THE REQUEST:
Exactly reproduce the lines that follow.

DATA ROWS:
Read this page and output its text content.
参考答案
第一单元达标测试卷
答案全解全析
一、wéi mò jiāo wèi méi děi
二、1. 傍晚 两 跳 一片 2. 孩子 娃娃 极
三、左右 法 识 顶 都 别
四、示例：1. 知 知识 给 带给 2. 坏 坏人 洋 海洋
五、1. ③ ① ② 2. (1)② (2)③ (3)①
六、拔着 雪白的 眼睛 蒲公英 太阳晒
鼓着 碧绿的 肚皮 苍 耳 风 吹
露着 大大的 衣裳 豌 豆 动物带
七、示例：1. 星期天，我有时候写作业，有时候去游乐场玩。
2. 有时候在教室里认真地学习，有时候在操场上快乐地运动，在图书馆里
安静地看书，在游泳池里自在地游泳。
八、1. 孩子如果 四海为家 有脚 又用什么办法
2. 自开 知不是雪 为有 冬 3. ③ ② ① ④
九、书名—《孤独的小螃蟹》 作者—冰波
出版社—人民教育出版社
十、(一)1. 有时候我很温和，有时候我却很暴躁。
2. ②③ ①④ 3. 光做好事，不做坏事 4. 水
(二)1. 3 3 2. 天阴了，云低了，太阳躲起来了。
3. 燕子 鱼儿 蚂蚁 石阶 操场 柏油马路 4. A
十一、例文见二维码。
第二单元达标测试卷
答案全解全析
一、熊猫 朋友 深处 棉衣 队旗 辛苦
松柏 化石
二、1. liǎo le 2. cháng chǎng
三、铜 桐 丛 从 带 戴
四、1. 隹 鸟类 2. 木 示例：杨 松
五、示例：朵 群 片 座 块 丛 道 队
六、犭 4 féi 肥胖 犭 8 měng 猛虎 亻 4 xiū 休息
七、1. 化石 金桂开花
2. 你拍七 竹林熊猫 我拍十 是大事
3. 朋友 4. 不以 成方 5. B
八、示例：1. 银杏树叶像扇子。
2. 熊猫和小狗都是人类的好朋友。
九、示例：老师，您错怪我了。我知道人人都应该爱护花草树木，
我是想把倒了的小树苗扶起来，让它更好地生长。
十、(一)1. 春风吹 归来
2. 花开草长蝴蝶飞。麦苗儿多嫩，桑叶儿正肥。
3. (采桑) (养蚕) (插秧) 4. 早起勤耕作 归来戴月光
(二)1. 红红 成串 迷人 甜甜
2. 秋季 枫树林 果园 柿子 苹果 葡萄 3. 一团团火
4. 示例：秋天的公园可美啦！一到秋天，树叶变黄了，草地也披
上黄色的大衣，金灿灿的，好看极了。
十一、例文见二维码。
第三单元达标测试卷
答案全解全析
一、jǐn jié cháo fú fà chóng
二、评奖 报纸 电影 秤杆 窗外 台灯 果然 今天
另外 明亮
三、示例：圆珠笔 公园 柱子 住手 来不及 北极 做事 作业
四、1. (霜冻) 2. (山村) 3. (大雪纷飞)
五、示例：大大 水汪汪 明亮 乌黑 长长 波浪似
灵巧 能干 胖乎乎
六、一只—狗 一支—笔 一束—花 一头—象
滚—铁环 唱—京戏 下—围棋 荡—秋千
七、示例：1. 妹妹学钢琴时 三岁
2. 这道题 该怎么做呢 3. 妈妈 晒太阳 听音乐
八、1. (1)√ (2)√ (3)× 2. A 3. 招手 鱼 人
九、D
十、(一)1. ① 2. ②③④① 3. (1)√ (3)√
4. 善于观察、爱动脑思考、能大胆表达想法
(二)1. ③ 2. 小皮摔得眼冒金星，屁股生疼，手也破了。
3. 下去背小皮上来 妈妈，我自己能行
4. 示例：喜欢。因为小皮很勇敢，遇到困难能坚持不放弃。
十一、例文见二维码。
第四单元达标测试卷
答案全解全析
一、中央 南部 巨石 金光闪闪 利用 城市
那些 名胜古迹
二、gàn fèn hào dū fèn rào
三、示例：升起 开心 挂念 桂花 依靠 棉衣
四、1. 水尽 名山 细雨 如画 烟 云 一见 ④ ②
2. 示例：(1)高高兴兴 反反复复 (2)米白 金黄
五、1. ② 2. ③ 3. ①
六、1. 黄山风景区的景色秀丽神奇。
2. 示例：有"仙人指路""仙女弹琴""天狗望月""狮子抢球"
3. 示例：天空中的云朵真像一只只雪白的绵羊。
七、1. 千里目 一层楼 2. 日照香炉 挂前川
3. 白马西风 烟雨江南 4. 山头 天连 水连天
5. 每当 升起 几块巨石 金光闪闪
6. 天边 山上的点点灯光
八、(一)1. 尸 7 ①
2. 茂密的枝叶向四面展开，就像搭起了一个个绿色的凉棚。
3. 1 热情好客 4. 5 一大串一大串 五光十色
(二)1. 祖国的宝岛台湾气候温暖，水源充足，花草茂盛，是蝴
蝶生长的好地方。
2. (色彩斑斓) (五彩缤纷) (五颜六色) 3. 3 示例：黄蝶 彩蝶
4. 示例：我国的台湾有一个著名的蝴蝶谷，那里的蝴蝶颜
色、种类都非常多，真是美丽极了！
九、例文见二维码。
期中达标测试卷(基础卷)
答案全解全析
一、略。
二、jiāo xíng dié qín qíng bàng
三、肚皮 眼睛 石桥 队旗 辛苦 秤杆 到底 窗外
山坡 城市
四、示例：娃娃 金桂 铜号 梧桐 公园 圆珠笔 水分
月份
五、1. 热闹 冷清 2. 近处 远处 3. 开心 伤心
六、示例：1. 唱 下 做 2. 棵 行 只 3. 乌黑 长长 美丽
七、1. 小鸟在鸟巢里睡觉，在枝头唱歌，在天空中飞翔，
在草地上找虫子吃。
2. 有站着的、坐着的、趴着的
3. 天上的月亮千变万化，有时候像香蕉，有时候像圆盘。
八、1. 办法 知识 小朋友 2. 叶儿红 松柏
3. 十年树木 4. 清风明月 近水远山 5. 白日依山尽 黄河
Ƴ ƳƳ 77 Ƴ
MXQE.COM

THE OUTPUT:
Read this page and output its text content.
参考答案
第一单元达标测试卷
答案全解全析
一、wéi mò jiāo wèi méi děi
二、1. 傍晚 两 跳 一片 2. 孩子 娃娃 极
三、左右 法 识 顶 都 别
四、示例：1. 知 知识 给 带给 2. 坏 坏人 洋 海洋
五、1. ③ ① ② 2. (1)② (2)③ (3)①
六、拔着 雪白的 眼睛 蒲公英 太阳晒
鼓着 碧绿的 肚皮 苍 耳 风 吹
露着 大大的 衣裳 豌 豆 动物带
七、示例：1. 星期天，我有时候写作业，有时候去游乐场玩。
2. 有时候在教室里认真地学习，有时候在操场上快乐地运动，在图书馆里
安静地看书，在游泳池里自在地游泳。
八、1. 孩子如果 四海为家 有脚 又用什么办法
2. 自开 知不是雪 为有 冬 3. ③ ② ① ④
九、书名—《孤独的小螃蟹》 作者—冰波
出版社—人民教育出版社
十、(一)1. 有时候我很温和，有时候我却很暴躁。
2. ②③ ①④ 3. 光做好事，不做坏事 4. 水
(二)1. 3 3 2. 天阴了，云低了，太阳躲起来了。
3. 燕子 鱼儿 蚂蚁 石阶 操场 柏油马路 4. A
十一、例文见二维码。
第二单元达标测试卷
答案全解全析
一、熊猫 朋友 深处 棉衣 队旗 辛苦
松柏 化石
二、1. liǎo le 2. cháng chǎng
三、铜 桐 丛 从 带 戴
四、1. 隹 鸟类 2. 木 示例：杨 松
五、示例：朵 群 片 座 块 丛 道 队
六、犭 4 féi 肥胖 犭 8 měng 猛虎 亻 4 xiū 休息
七、1. 化石 金桂开花
2. 你拍七 竹林熊猫 我拍十 是大事
3. 朋友 4. 不以 成方 5. B
八、示例：1. 银杏树叶像扇子。
2. 熊猫和小狗都是人类的好朋友。
九、示例：老师，您错怪我了。我知道人人都应该爱护花草树木，
我是想把倒了的小树苗扶起来，让它更好地生长。
十、(一)1. 春风吹 归来
2. 花开草长蝴蝶飞。麦苗儿多嫩，桑叶儿正肥。
3. (采桑) (养蚕) (插秧) 4. 早起勤耕作 归来戴月光
(二)1. 红红 成串 迷人 甜甜
2. 秋季 枫树林 果园 柿子 苹果 葡萄 3. 一团团火
4. 示例：秋天的公园可美啦！一到秋天，树叶变黄了，草地也披
上黄色的大衣，金灿灿的，好看极了。
十一、例文见二维码。
第三单元达标测试卷
答案全解全析
一、jǐn jié cháo fú fà chóng
二、评奖 报纸 电影 秤杆 窗外 台灯 果然 今天
另外 明亮
三、示例：圆珠笔 公园 柱子 住手 来不及 北极 做事 作业
四、1. (霜冻) 2. (山村) 3. (大雪纷飞)
五、示例：大大 水汪汪 明亮 乌黑 长长 波浪似
灵巧 能干 胖乎乎
六、一只—狗 一支—笔 一束—花 一头—象
滚—铁环 唱—京戏 下—围棋 荡—秋千
七、示例：1. 妹妹学钢琴时 三岁
2. 这道题 该怎么做呢 3. 妈妈 晒太阳 听音乐
八、1. (1)√ (2)√ (3)× 2. A 3. 招手 鱼 人
九、D
十、(一)1. ① 2. ②③④① 3. (1)√ (3)√
4. 善于观察、爱动脑思考、能大胆表达想法
(二)1. ③ 2. 小皮摔得眼冒金星，屁股生疼，手也破了。
3. 下去背小皮上来 妈妈，我自己能行
4. 示例：喜欢。因为小皮很勇敢，遇到困难能坚持不放弃。
十一、例文见二维码。
第四单元达标测试卷
答案全解全析
一、中央 南部 巨石 金光闪闪 利用 城市
那些 名胜古迹
二、gàn fèn hào dū fèn rào
三、示例：升起 开心 挂念 桂花 依靠 棉衣
四、1. 水尽 名山 细雨 如画 烟 云 一见 ④ ②
2. 示例：(1)高高兴兴 反反复复 (2)米白 金黄
五、1. ② 2. ③ 3. ①
六、1. 黄山风景区的景色秀丽神奇。
2. 示例：有"仙人指路""仙女弹琴""天狗望月""狮子抢球"
3. 示例：天空中的云朵真像一只只雪白的绵羊。
七、1. 千里目 一层楼 2. 日照香炉 挂前川
3. 白马西风 烟雨江南 4. 山头 天连 水连天
5. 每当 升起 几块巨石 金光闪闪
6. 天边 山上的点点灯光
八、(一)1. 尸 7 ①
2. 茂密的枝叶向四面展开，就像搭起了一个个绿色的凉棚。
3. 1 热情好客 4. 5 一大串一大串 五光十色
(二)1. 祖国的宝岛台湾气候温暖，水源充足，花草茂盛，是蝴
蝶生长的好地方。
2. (色彩斑斓) (五彩缤纷) (五颜六色) 3. 3 示例：黄蝶 彩蝶
4. 示例：我国的台湾有一个著名的蝴蝶谷，那里的蝴蝶颜
色、种类都非常多，真是美丽极了！
九、例文见二维码。
期中达标测试卷(基础卷)
答案全解全析
一、略。
二、jiāo xíng dié qín qíng bàng
三、肚皮 眼睛 石桥 队旗 辛苦 秤杆 到底 窗外
山坡 城市
四、示例：娃娃 金桂 铜号 梧桐 公园 圆珠笔 水分
月份
五、1. 热闹 冷清 2. 近处 远处 3. 开心 伤心
六、示例：1. 唱 下 做 2. 棵 行 只 3. 乌黑 长长 美丽
七、1. 小鸟在鸟巢里睡觉，在枝头唱歌，在天空中飞翔，
在草地上找虫子吃。
2. 有站着的、坐着的、趴着的
3. 天上的月亮千变万化，有时候像香蕉，有时候像圆盘。
八、1. 办法 知识 小朋友 2. 叶儿红 松柏
3. 十年树木 4. 清风明月 近水远山 5. 白日依山尽 黄河
Ƴ ƳƳ 77 Ƴ
MXQE.COM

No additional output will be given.